START MATERIAL TO PROCESS
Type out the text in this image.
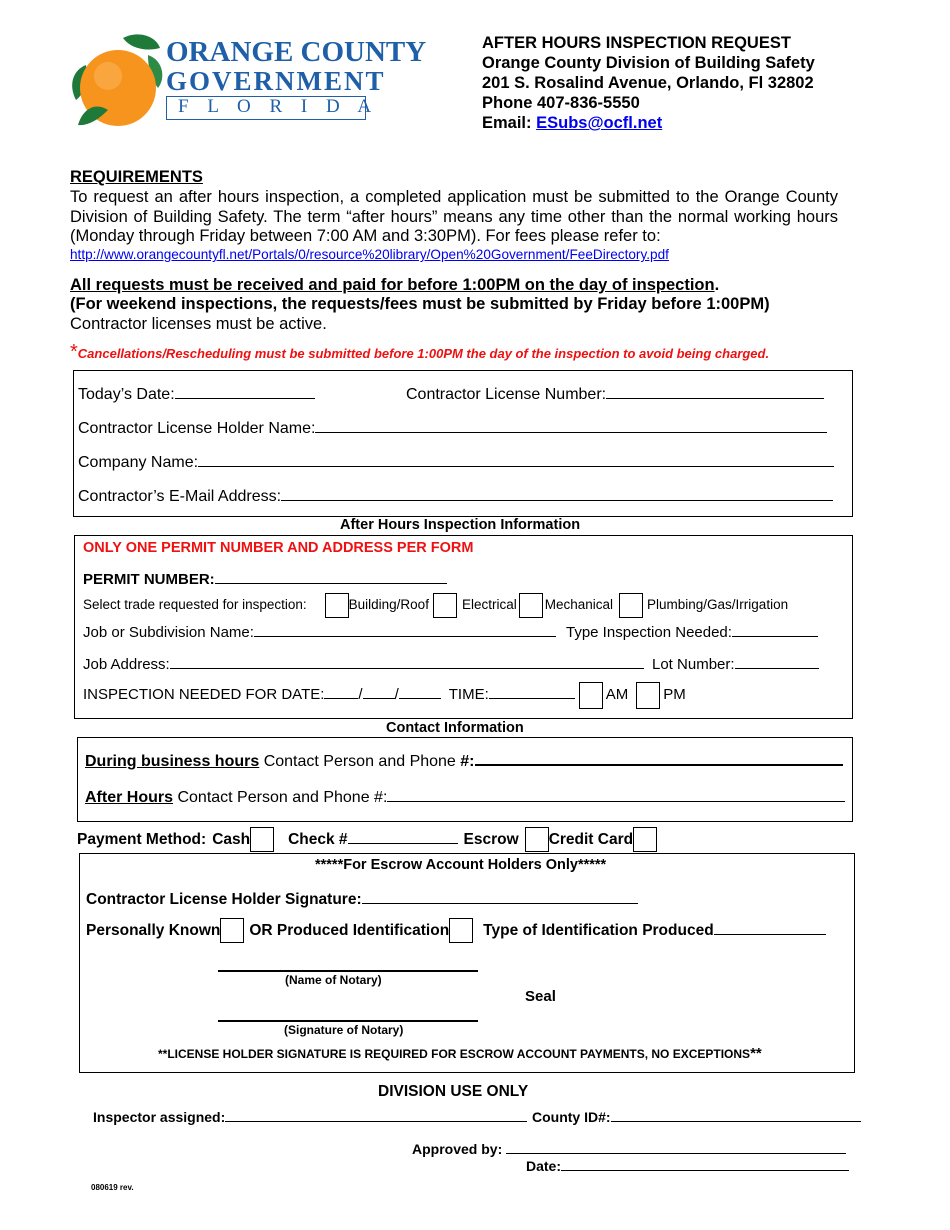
ORANGE COUNTY
GOVERNMENT
F L O R I D A
AFTER HOURS INSPECTION REQUEST
Orange County Division of Building Safety
201 S. Rosalind Avenue, Orlando, Fl 32802
Phone 407-836-5550
Email: ESubs@ocfl.net
REQUIREMENTS
To request an after hours inspection, a completed application must be submitted to the Orange County Division of Building Safety. The term “after hours” means any time other than the normal working hours (Monday through Friday between 7:00 AM and 3:30PM). For fees please refer to:
http://www.orangecountyfl.net/Portals/0/resource%20library/Open%20Government/FeeDirectory.pdf
All requests must be received and paid for before 1:00PM on the day of inspection.
(For weekend inspections, the requests/fees must be submitted by Friday before 1:00PM)
Contractor licenses must be active.
*Cancellations/Rescheduling must be submitted before 1:00PM the day of the inspection to avoid being charged.
Today’s Date:	Contractor License Number:
Contractor License Holder Name:
Company Name:
Contractor’s E-Mail Address:
After Hours Inspection Information
ONLY ONE PERMIT NUMBER AND ADDRESS PER FORM
PERMIT NUMBER:
Select trade requested for inspection:	Building/Roof Electrical Mechanical	Plumbing/Gas/Irrigation
Job or Subdivision Name:	Type Inspection Needed:
Job Address:	Lot Number:
INSPECTION NEEDED FOR DATE: / /	TIME:	AM PM
Contact Information
During business hours Contact Person and Phone #:
After Hours Contact Person and Phone #:
Payment Method: Cash Check #	Escrow Credit Card
*****For Escrow Account Holders Only*****
Contractor License Holder Signature:
Personally Known OR Produced Identification Type of Identification Produced
(Name of Notary)
Seal
(Signature of Notary)
**LICENSE HOLDER SIGNATURE IS REQUIRED FOR ESCROW ACCOUNT PAYMENTS, NO EXCEPTIONS**
DIVISION USE ONLY
Inspector assigned:	County ID#:
Approved by:
Date:
080619 rev.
END MATERIAL TO PROCESS
**REQUIRED WORK:**
Gather and return every line that holds the string "Friday".

**ANSWER TO THE EXERCISE:**
To request an after hours inspection, a completed application must be submitted to the Orange County Division of Building Safety. The term “after hours” means any time other than the normal working hours (Monday through Friday between 7:00 AM and 3:30PM). For fees please refer to:
(For weekend inspections, the requests/fees must be submitted by Friday before 1:00PM)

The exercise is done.